Travail à faire:
a: Reproduisez le passage du texte sur la recherche du bonheur qui va de « Fondement de l’éthos » à « restent bien incertaines. », ces deux bornes comprises.
b: Dans le texte sur la recherche du bonheur, condensez sous forme de liste le paragraphe commençant par « Si la quête du bonheur individuel » en conservant ses faits principaux.

Extrait choisi:
=======

CADRAGE AFEA 2017
The Pursuit of Happiness/ La recherche du bonheur
Jocelyn Dupont, Marie-Jeanne Rossignol, François Specq
Les collègues souhaitant proposer un atelier pour ce congrès sont invités à soumettre leurs propositions sous la forme d’un texte de cadrage en français et en anglais qu’ils pourront envoyer aux organisateurs avant le mardi 20 septembre :
–Marie-Jeanne Rossignol
–François Specq
–Jocelyn Dupont
(cliquer sur les noms pour envoyer les propositions d’atelier par email)
(Téléchargeable en format Pdf ici)
Fondement de l’éthos américain, droit inaliénable affirmé dès les premières lignes de la déclaration d’Indépendance, la recherche du bonheur invite à penser l’individu comme étant naturellement orienté vers la félicité. Les réalités socio historiques et environnementales des ÉtatsUnis, aujourd’hui peut-être plus que jamais, semblent cependant démontrer les limites d’une telle invitation au voyage vers un « bonheur » dont les modalités, quoiqu’apparemment universelles, restent bien incertaines.
Si la quête du bonheur individuel manque souvent d’aboutir, le cinéma américain, depuis l’orée du XXe siècle, a toutefois permis de projeter cette aspiration à la recherche du bonheur de manière collective sur les écrans géants des salles obscures. Cherchant en permanence à guider le public sur cette voie, l’ « usine à rêves » du septième art américain incarne incontestablement la promesse fantasmagorique, sans cesse renouvelée, d’une quête de la félicité, de l’âge d’or des studios à nos jours. Il n’est que de songer à Charlot, de toute évidence le premier personnage véritablement mythique du cinéma : malmené, balloté par les aléas et l’adversité, il n’en est pas moins sans cesse mû par une recherche du bonheur si inaliénable qu’elle en signe l’éternel optimisme, garantissant ainsi l’universalité du personnage et de ses idéaux.
Au-delà de cette figure emblématique imaginée par Chaplin, la tradition comique du cinéma américain nous invite à considérer les textes filmiques classiques comme autant d’injonctions à ne jamais renoncer à la quête d’une plénitude heureuse. Le philosophe Stanley Cavell, avec son ouvrage essentiel Pursuits of Happiness : The Hollywood Comedy of Remarriage (Harvard University Press, 1981) n’a-t-il pas justement su rapprocher la comédie du remariage du paradigme si profondément américain de cette quête du bonheur ? Au-delà du seul genre de la comédie et de ses maintes déclinaisons, la convention du happy ending est devenue si omniprésente à travers les différents genres et modes du cinéma que le bonheur semble jouer le rôle d’horizon d’attente actualisable pour tout le cinéma américain, au moins dans sa forme classique.

=======

Matériel fourni:
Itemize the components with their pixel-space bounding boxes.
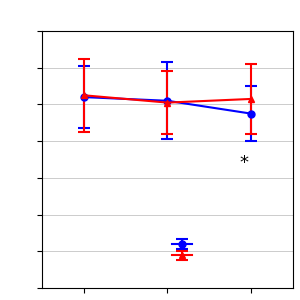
Legend: コラーゲンペプチド, プラセボ: コラーゲンペプチド, プラセボ — [168, 236, 288, 263]
Text: *: * — [240, 154, 249, 172]
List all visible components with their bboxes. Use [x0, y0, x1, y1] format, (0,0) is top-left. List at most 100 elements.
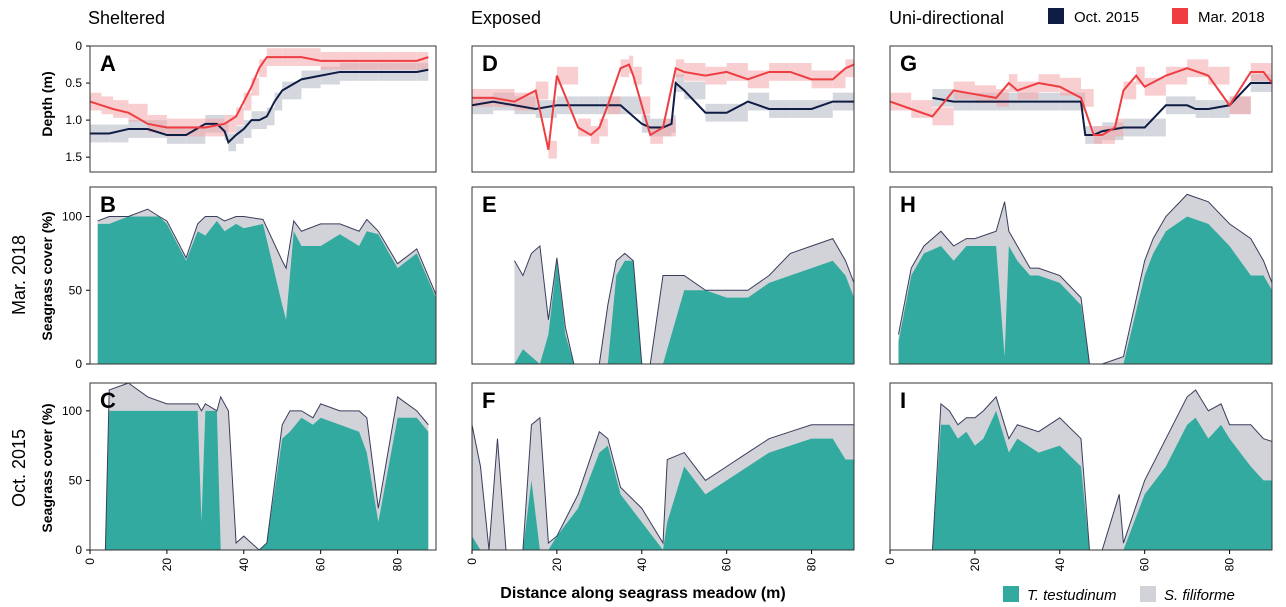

=======

Réponses:
a:
Fondement de l’éthos américain, droit inaliénable affirmé dès les premières lignes de la déclaration d’Indépendance, la recherche du bonheur invite à penser l’individu comme étant naturellement orienté vers la félicité. Les réalités socio historiques et environnementales des ÉtatsUnis, aujourd’hui peut-être plus que jamais, semblent cependant démontrer les limites d’une telle invitation au voyage vers un « bonheur » dont les modalités, quoiqu’apparemment universelles, restent bien incertaines.

b:
- La quête du bonheur individuel aboutit rarement, mais depuis le début du XXe siècle, le cinéma américain projette collectivement cette aspiration sur grand écran.
- Des studios de l'âge d'or à nos jours, l'« usine à rêves » hollywoodienne incarne la promesse sans cesse renouvelée d'une quête de la félicité.
- Charlot, premier personnage véritablement mythique du cinéma, est malmené par l'adversité. Il reste pourtant mû par une recherche du bonheur qui fonde son éternel optimisme et l'universalité de ses idéaux.